For the copy, please give all of the data again exactly and leave the pictures out.
---------- STORED RECORDS ----------
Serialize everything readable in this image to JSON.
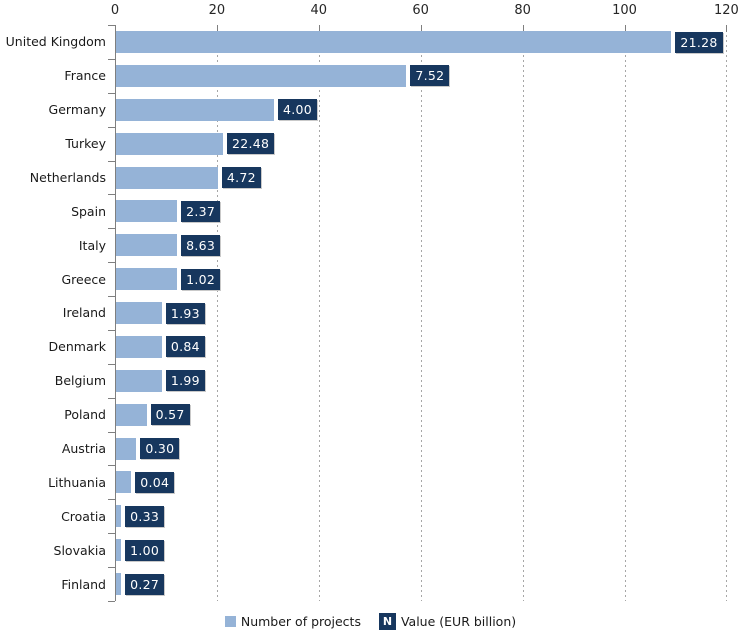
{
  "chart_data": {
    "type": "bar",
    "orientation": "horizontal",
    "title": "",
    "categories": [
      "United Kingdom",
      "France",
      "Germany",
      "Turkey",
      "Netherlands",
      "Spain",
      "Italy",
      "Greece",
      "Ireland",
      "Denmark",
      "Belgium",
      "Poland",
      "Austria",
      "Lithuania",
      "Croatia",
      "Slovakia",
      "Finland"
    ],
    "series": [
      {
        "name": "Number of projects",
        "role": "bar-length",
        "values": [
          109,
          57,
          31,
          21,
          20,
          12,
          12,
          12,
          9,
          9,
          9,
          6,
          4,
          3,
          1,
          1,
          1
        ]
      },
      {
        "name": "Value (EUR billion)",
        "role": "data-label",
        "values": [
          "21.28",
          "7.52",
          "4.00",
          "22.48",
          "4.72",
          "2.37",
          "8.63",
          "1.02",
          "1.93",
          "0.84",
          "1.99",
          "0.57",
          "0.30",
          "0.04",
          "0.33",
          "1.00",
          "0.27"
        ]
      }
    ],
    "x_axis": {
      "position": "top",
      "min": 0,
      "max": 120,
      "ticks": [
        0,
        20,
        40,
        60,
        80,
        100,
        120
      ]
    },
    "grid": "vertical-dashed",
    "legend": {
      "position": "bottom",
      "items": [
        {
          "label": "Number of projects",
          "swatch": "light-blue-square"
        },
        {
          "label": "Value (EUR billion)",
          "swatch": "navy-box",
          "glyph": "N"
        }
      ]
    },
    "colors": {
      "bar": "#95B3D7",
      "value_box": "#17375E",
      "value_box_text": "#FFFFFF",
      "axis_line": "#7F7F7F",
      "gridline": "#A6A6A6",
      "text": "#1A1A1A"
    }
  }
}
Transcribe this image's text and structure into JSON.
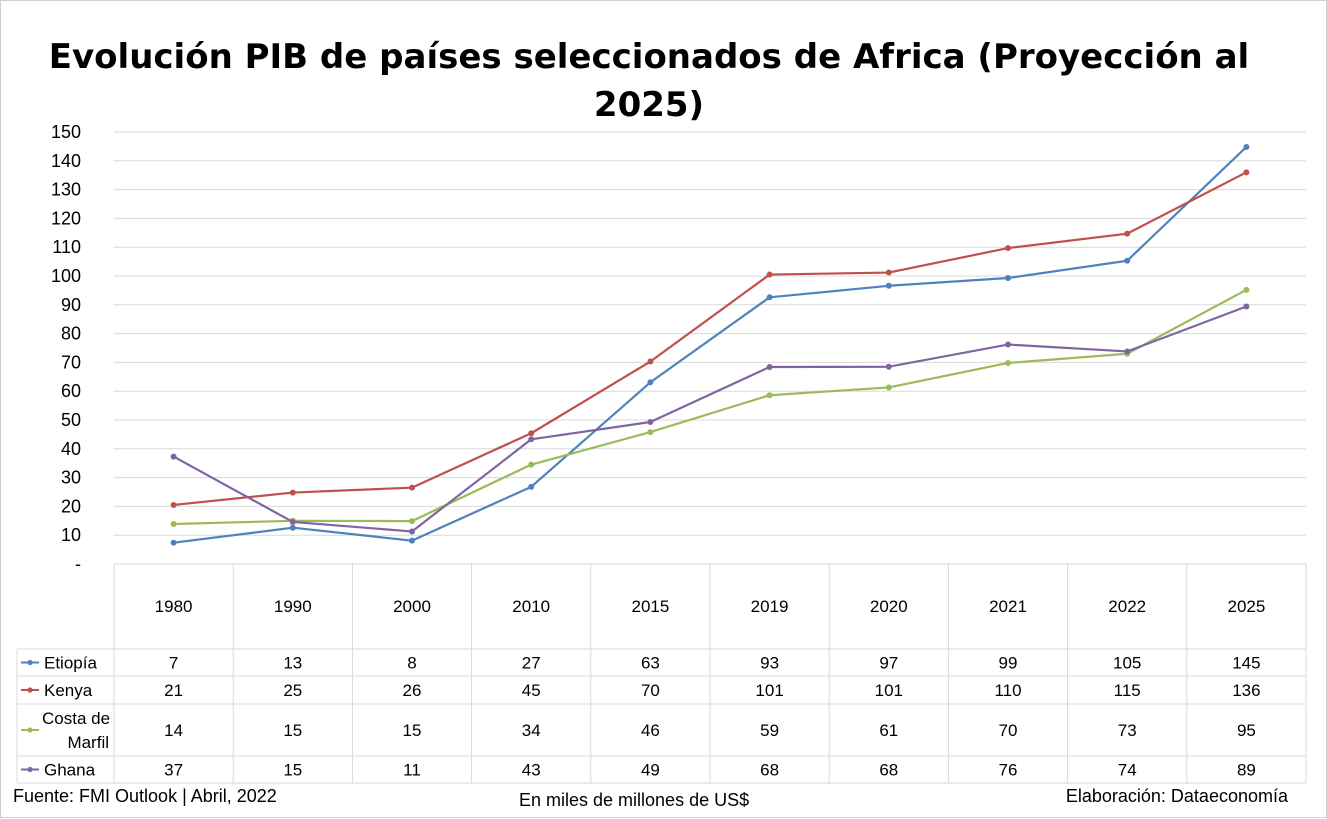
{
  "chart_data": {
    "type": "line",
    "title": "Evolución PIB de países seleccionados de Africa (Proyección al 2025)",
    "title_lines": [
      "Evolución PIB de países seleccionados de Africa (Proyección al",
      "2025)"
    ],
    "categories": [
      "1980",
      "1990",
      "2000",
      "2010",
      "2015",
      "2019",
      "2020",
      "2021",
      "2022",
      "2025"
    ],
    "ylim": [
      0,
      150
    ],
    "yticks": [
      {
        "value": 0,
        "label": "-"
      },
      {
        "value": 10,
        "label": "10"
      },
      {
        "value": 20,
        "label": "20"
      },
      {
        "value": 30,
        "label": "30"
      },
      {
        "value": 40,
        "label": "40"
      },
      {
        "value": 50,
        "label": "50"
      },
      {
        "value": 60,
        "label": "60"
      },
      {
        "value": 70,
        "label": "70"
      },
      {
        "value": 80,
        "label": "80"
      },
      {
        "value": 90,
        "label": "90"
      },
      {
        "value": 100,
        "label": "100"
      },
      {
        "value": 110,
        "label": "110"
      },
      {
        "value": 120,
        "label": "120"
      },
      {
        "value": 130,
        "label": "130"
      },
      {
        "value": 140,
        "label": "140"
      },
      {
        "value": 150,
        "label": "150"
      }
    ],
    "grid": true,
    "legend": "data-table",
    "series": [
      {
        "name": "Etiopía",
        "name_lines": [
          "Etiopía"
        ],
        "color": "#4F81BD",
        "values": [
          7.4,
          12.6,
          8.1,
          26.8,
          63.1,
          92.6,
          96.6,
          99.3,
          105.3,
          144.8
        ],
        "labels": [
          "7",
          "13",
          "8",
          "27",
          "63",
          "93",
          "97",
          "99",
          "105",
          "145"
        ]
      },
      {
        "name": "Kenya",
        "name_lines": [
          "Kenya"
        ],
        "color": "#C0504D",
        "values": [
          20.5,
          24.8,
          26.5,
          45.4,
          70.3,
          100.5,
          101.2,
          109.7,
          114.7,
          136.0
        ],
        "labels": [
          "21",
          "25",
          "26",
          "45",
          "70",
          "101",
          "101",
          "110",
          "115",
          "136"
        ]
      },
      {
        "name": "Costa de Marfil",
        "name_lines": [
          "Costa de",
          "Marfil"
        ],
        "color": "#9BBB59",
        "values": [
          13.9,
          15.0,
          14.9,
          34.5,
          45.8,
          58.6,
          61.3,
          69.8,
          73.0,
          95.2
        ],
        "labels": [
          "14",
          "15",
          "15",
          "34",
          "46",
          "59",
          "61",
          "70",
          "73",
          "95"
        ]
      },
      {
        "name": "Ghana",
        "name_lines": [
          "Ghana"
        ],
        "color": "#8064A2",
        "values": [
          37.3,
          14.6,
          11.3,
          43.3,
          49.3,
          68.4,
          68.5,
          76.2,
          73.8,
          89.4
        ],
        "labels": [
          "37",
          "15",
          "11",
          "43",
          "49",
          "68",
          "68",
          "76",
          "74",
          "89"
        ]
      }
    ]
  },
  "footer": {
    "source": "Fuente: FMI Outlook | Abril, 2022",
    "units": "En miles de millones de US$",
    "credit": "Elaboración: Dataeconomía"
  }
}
----------
## CORRECT ANSWER
Serialize everything readable in this image to JSON.
{
  "chart_data": {
    "type": "bar",
    "orientation": "horizontal",
    "title": "",
    "categories": [
      "United Kingdom",
      "France",
      "Germany",
      "Turkey",
      "Netherlands",
      "Spain",
      "Italy",
      "Greece",
      "Ireland",
      "Denmark",
      "Belgium",
      "Poland",
      "Austria",
      "Lithuania",
      "Croatia",
      "Slovakia",
      "Finland"
    ],
    "series": [
      {
        "name": "Number of projects",
        "role": "bar-length",
        "values": [
          109,
          57,
          31,
          21,
          20,
          12,
          12,
          12,
          9,
          9,
          9,
          6,
          4,
          3,
          1,
          1,
          1
        ]
      },
      {
        "name": "Value (EUR billion)",
        "role": "data-label",
        "values": [
          "21.28",
          "7.52",
          "4.00",
          "22.48",
          "4.72",
          "2.37",
          "8.63",
          "1.02",
          "1.93",
          "0.84",
          "1.99",
          "0.57",
          "0.30",
          "0.04",
          "0.33",
          "1.00",
          "0.27"
        ]
      }
    ],
    "x_axis": {
      "position": "top",
      "min": 0,
      "max": 120,
      "ticks": [
        0,
        20,
        40,
        60,
        80,
        100,
        120
      ]
    },
    "grid": "vertical-dashed",
    "legend": {
      "position": "bottom",
      "items": [
        {
          "label": "Number of projects",
          "swatch": "light-blue-square"
        },
        {
          "label": "Value (EUR billion)",
          "swatch": "navy-box",
          "glyph": "N"
        }
      ]
    },
    "colors": {
      "bar": "#95B3D7",
      "value_box": "#17375E",
      "value_box_text": "#FFFFFF",
      "axis_line": "#7F7F7F",
      "gridline": "#A6A6A6",
      "text": "#1A1A1A"
    }
  }
}
Transcribe this image's text and structure into JSON.
{
  "chart_data": {
    "type": "line",
    "title": "Evolución PIB de países seleccionados de Africa (Proyección al 2025)",
    "title_lines": [
      "Evolución PIB de países seleccionados de Africa (Proyección al",
      "2025)"
    ],
    "categories": [
      "1980",
      "1990",
      "2000",
      "2010",
      "2015",
      "2019",
      "2020",
      "2021",
      "2022",
      "2025"
    ],
    "ylim": [
      0,
      150
    ],
    "yticks": [
      {
        "value": 0,
        "label": "-"
      },
      {
        "value": 10,
        "label": "10"
      },
      {
        "value": 20,
        "label": "20"
      },
      {
        "value": 30,
        "label": "30"
      },
      {
        "value": 40,
        "label": "40"
      },
      {
        "value": 50,
        "label": "50"
      },
      {
        "value": 60,
        "label": "60"
      },
      {
        "value": 70,
        "label": "70"
      },
      {
        "value": 80,
        "label": "80"
      },
      {
        "value": 90,
        "label": "90"
      },
      {
        "value": 100,
        "label": "100"
      },
      {
        "value": 110,
        "label": "110"
      },
      {
        "value": 120,
        "label": "120"
      },
      {
        "value": 130,
        "label": "130"
      },
      {
        "value": 140,
        "label": "140"
      },
      {
        "value": 150,
        "label": "150"
      }
    ],
    "grid": true,
    "legend": "data-table",
    "series": [
      {
        "name": "Etiopía",
        "name_lines": [
          "Etiopía"
        ],
        "color": "#4F81BD",
        "values": [
          7.4,
          12.6,
          8.1,
          26.8,
          63.1,
          92.6,
          96.6,
          99.3,
          105.3,
          144.8
        ],
        "labels": [
          "7",
          "13",
          "8",
          "27",
          "63",
          "93",
          "97",
          "99",
          "105",
          "145"
        ]
      },
      {
        "name": "Kenya",
        "name_lines": [
          "Kenya"
        ],
        "color": "#C0504D",
        "values": [
          20.5,
          24.8,
          26.5,
          45.4,
          70.3,
          100.5,
          101.2,
          109.7,
          114.7,
          136.0
        ],
        "labels": [
          "21",
          "25",
          "26",
          "45",
          "70",
          "101",
          "101",
          "110",
          "115",
          "136"
        ]
      },
      {
        "name": "Costa de Marfil",
        "name_lines": [
          "Costa de",
          "Marfil"
        ],
        "color": "#9BBB59",
        "values": [
          13.9,
          15.0,
          14.9,
          34.5,
          45.8,
          58.6,
          61.3,
          69.8,
          73.0,
          95.2
        ],
        "labels": [
          "14",
          "15",
          "15",
          "34",
          "46",
          "59",
          "61",
          "70",
          "73",
          "95"
        ]
      },
      {
        "name": "Ghana",
        "name_lines": [
          "Ghana"
        ],
        "color": "#8064A2",
        "values": [
          37.3,
          14.6,
          11.3,
          43.3,
          49.3,
          68.4,
          68.5,
          76.2,
          73.8,
          89.4
        ],
        "labels": [
          "37",
          "15",
          "11",
          "43",
          "49",
          "68",
          "68",
          "76",
          "74",
          "89"
        ]
      }
    ]
  },
  "footer": {
    "source": "Fuente: FMI Outlook | Abril, 2022",
    "units": "En miles de millones de US$",
    "credit": "Elaboración: Dataeconomía"
  }
}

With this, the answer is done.